** begin Raw data **
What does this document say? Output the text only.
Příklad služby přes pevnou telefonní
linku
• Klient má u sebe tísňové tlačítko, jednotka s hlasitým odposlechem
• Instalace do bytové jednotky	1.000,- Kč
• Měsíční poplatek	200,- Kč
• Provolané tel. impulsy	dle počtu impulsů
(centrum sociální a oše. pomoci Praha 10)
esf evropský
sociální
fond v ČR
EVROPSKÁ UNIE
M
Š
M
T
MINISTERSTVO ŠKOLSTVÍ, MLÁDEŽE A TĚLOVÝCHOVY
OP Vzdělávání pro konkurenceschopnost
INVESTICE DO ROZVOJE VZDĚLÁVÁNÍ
** end Raw data **
## [Instructions for the task]
Write every record out again, unaltered.

## [Answer to this problem]
What does this document say? Output the text only.
Příklad služby přes pevnou telefonní
linku
• Klient má u sebe tísňové tlačítko, jednotka s hlasitým odposlechem
• Instalace do bytové jednotky	1.000,- Kč
• Měsíční poplatek	200,- Kč
• Provolané tel. impulsy	dle počtu impulsů
(centrum sociální a oše. pomoci Praha 10)
esf evropský
sociální
fond v ČR
EVROPSKÁ UNIE
M
Š
M
T
MINISTERSTVO ŠKOLSTVÍ, MLÁDEŽE A TĚLOVÝCHOVY
OP Vzdělávání pro konkurenceschopnost
INVESTICE DO ROZVOJE VZDĚLÁVÁNÍ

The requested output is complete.